Directive
Find the lines below that contain the string "とり貝の黄身酢和え". Copy each one.

★ ★ ★ ★

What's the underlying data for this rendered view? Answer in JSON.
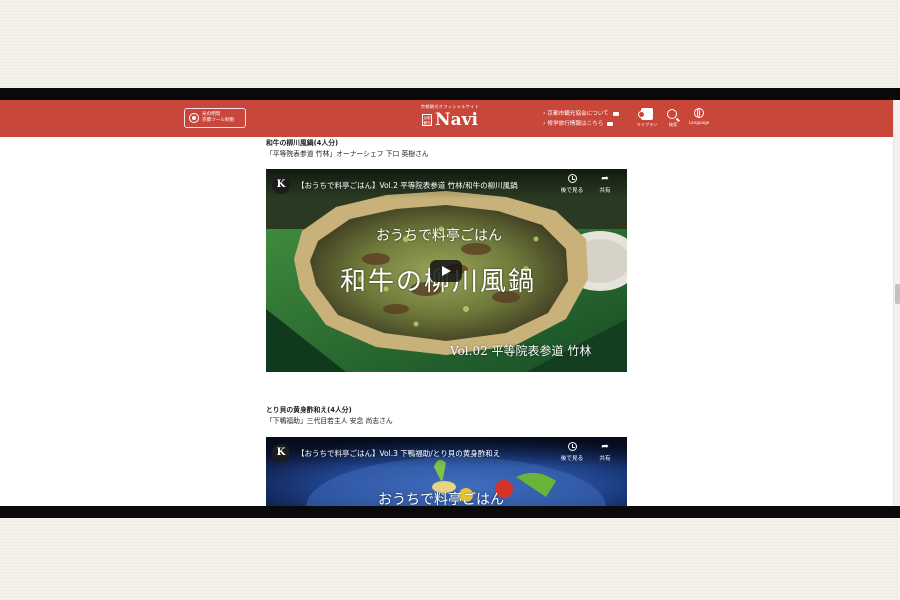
{
  "header": {
    "left_button_label": "光の明暗\n京都ツール制限",
    "logo_subtitle": "京都観光オフィシャルサイト",
    "logo_stamp": "京都観光",
    "logo_text": "Navi",
    "links": [
      "京都市観光協会について",
      "修学旅行情報はこちら"
    ],
    "icons": [
      {
        "name": "myplan-icon",
        "label": "マイプラン"
      },
      {
        "name": "search-icon",
        "label": "検索"
      },
      {
        "name": "globe-icon",
        "label": "Language"
      }
    ]
  },
  "sections": [
    {
      "title": "和牛の柳川風鍋(4人分)",
      "chef": "「平等院表参道 竹林」オーナーシェフ 下口 英樹さん",
      "video": {
        "channel_logo": "K",
        "title": "【おうちで料亭ごはん】Vol.2 平等院表参道 竹林/和牛の柳川風鍋",
        "watch_later": "後で見る",
        "share": "共有",
        "overlay_line1": "おうちで料亭ごはん",
        "overlay_line2": "和牛の柳川風鍋",
        "overlay_line3": "Vol.02 平等院表参道 竹林"
      }
    },
    {
      "title": "とり貝の黄身酢和え(4人分)",
      "chef": "「下鴨福助」三代目若主人 安念 尚志さん",
      "video": {
        "channel_logo": "K",
        "title": "【おうちで料亭ごはん】Vol.3 下鴨福助/とり貝の黄身酢和え",
        "watch_later": "後で見る",
        "share": "共有",
        "overlay_line1": "おうちで料亭ごはん"
      }
    }
  ]
}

★ ★ ★ ★

Exercise solution
      "title": "とり貝の黄身酢和え(4人分)",
        "title": "【おうちで料亭ごはん】Vol.3 下鴨福助/とり貝の黄身酢和え",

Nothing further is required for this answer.